● DIRECTION:
From the records, pick out and copy each line containing "rgba".

[Dataset rows about figures]
====================

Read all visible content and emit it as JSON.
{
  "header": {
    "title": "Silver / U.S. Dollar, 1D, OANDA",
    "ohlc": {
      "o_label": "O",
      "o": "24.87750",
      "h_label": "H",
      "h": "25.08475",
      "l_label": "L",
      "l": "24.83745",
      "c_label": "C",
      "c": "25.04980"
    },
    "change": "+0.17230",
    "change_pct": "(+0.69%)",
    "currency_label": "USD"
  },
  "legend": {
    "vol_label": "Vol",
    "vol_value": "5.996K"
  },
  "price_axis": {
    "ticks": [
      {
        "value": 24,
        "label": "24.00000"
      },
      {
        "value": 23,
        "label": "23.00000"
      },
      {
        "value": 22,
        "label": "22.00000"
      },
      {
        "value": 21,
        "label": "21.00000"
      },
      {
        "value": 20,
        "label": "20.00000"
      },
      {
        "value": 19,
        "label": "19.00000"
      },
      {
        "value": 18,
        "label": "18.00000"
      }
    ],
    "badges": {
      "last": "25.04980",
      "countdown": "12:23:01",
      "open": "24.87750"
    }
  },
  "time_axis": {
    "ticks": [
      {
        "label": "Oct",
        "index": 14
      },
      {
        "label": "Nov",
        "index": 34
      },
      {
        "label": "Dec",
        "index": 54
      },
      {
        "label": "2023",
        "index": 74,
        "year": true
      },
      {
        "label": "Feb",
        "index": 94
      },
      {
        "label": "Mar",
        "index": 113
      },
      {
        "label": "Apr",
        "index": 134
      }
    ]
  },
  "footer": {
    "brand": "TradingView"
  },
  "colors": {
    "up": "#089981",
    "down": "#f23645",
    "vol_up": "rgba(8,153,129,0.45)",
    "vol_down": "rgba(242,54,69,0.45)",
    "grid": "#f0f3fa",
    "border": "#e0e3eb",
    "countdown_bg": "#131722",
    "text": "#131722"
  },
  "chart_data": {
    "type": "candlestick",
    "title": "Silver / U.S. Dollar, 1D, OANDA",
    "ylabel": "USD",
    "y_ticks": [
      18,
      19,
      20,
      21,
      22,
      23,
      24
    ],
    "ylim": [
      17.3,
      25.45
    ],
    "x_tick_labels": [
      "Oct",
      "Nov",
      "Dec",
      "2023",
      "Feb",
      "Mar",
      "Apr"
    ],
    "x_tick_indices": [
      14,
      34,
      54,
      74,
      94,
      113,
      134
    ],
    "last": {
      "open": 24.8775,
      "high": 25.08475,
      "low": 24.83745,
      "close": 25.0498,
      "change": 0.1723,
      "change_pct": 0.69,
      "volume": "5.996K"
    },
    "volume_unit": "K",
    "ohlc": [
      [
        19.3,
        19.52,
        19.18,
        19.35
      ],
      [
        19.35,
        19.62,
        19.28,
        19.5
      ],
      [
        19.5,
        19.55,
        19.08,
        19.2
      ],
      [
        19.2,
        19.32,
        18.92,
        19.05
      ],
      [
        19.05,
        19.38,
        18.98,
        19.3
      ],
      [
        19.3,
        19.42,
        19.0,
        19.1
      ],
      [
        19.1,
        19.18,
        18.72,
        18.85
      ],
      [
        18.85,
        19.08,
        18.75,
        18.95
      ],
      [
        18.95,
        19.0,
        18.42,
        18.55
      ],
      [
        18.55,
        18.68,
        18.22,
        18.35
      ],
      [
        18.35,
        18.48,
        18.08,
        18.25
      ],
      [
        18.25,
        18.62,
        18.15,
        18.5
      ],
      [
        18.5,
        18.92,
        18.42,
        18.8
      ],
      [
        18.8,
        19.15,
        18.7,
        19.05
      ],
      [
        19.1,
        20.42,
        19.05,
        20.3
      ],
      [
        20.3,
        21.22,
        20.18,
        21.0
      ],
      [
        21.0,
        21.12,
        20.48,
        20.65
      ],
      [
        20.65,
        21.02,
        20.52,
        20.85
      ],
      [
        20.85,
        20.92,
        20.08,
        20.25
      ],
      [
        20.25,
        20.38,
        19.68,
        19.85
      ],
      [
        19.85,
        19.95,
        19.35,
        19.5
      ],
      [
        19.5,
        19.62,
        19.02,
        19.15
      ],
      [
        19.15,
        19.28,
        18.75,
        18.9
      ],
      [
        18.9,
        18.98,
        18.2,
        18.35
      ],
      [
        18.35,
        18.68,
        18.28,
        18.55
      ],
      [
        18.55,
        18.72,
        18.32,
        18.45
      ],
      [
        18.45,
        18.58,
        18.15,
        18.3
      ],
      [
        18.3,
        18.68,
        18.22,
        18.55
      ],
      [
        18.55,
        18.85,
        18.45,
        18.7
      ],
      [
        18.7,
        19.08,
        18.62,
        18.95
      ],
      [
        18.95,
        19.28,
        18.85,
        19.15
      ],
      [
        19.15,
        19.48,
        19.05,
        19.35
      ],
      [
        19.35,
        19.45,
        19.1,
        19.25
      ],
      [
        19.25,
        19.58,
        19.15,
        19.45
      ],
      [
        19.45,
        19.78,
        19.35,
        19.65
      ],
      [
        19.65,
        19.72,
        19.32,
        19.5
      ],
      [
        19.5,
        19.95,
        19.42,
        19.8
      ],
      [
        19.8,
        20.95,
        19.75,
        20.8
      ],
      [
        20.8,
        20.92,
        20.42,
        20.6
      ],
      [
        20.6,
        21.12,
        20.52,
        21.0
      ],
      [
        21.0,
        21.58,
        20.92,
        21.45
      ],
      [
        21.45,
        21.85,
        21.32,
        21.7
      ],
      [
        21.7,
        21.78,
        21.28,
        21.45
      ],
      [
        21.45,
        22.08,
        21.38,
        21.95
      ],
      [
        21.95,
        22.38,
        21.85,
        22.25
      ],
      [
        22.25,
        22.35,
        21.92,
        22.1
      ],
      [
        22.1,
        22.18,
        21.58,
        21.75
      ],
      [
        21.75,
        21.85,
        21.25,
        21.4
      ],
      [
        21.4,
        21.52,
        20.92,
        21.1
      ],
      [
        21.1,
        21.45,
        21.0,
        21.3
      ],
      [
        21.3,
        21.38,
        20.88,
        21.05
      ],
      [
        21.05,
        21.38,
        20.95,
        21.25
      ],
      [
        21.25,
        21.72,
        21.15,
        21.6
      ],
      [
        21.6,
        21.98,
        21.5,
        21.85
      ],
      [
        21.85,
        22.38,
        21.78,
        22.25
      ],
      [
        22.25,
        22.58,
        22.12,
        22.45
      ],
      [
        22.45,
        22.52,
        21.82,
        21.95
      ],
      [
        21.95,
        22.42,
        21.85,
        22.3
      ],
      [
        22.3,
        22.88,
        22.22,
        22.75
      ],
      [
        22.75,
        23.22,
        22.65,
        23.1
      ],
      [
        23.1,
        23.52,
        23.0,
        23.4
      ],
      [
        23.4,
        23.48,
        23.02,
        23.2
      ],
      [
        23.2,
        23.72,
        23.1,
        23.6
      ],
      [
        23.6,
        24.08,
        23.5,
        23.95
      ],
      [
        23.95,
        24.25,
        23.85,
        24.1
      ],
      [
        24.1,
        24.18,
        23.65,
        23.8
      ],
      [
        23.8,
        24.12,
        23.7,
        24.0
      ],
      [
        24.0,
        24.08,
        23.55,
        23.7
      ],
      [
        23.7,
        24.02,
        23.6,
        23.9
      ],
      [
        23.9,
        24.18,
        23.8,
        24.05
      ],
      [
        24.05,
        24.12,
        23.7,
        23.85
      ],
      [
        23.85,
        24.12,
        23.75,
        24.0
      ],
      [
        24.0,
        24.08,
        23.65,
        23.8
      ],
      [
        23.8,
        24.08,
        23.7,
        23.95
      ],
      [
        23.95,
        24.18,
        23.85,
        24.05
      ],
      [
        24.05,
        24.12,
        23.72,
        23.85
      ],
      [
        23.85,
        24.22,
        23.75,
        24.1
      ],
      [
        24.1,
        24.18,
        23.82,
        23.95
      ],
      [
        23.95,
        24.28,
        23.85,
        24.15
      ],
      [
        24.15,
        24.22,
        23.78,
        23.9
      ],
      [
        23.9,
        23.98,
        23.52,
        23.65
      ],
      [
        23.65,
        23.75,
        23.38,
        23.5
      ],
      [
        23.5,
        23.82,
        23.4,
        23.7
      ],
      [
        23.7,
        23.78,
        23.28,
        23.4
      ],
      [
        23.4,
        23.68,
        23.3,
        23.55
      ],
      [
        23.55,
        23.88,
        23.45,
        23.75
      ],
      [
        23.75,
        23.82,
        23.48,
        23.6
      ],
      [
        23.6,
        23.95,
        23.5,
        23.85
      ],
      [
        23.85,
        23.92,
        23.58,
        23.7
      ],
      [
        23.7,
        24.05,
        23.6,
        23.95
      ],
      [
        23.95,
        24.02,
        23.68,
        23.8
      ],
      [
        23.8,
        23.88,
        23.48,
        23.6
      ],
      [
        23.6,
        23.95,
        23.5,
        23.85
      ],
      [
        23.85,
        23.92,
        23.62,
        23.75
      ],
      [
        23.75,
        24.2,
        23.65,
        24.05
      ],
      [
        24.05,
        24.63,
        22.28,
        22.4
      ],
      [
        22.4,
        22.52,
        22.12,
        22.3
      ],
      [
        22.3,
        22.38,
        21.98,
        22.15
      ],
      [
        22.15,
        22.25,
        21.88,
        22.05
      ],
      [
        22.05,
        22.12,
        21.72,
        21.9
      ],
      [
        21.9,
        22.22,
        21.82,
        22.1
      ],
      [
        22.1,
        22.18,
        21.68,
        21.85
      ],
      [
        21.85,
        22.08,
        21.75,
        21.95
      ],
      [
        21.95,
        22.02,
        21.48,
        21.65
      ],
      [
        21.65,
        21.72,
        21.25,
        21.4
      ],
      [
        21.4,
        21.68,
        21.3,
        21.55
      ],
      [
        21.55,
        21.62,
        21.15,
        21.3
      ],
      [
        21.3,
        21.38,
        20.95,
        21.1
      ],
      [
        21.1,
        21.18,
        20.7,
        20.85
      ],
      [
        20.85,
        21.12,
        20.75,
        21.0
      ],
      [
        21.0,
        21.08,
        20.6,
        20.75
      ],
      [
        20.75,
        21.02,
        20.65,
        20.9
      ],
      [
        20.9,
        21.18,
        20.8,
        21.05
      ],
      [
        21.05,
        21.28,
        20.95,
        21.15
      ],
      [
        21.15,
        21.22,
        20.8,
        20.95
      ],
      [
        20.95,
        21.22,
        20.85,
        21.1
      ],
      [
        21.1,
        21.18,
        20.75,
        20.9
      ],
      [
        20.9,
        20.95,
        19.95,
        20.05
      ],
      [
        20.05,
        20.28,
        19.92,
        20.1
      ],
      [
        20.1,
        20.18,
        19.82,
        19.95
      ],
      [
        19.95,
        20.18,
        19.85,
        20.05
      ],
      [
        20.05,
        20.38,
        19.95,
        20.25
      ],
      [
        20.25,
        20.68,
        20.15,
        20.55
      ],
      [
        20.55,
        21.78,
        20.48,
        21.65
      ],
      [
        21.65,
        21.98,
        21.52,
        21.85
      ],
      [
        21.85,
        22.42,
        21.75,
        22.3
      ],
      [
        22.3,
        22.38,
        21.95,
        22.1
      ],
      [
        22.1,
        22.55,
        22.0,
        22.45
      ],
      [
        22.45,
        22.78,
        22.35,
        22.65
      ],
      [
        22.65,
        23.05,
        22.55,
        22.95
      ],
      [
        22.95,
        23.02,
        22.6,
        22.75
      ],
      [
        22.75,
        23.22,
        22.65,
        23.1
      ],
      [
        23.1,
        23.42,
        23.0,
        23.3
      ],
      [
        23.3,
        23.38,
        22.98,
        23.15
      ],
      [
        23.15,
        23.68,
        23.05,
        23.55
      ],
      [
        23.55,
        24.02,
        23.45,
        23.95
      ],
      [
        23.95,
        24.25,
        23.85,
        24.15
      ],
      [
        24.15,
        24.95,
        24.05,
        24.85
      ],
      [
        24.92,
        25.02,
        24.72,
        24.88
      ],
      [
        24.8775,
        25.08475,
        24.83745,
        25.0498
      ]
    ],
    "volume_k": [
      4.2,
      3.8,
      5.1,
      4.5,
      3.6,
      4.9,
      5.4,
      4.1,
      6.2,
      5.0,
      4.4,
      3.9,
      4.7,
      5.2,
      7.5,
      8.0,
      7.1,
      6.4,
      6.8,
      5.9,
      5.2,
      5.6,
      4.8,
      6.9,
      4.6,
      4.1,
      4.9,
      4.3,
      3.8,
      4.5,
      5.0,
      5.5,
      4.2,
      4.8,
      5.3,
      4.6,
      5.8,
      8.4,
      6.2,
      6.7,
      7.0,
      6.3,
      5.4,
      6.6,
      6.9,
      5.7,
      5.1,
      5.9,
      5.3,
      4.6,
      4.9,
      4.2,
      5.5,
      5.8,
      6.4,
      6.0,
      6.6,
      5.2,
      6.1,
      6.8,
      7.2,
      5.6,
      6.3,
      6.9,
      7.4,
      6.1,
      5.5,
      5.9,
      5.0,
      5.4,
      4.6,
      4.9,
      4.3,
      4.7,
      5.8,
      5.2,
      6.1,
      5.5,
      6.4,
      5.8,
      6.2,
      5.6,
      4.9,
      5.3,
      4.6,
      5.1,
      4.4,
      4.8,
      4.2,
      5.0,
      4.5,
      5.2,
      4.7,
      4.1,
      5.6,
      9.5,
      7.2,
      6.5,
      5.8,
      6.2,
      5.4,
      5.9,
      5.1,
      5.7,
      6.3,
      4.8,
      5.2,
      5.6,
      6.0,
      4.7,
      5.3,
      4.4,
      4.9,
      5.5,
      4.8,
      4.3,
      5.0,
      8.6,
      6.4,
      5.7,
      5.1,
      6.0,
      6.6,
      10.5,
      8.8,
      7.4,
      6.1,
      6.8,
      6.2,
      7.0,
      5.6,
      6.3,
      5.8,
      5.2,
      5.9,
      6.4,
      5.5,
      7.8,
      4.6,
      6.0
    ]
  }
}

====================

● ANSWER TO THE TASK:
    "vol_up": "rgba(8,153,129,0.45)",
    "vol_down": "rgba(242,54,69,0.45)",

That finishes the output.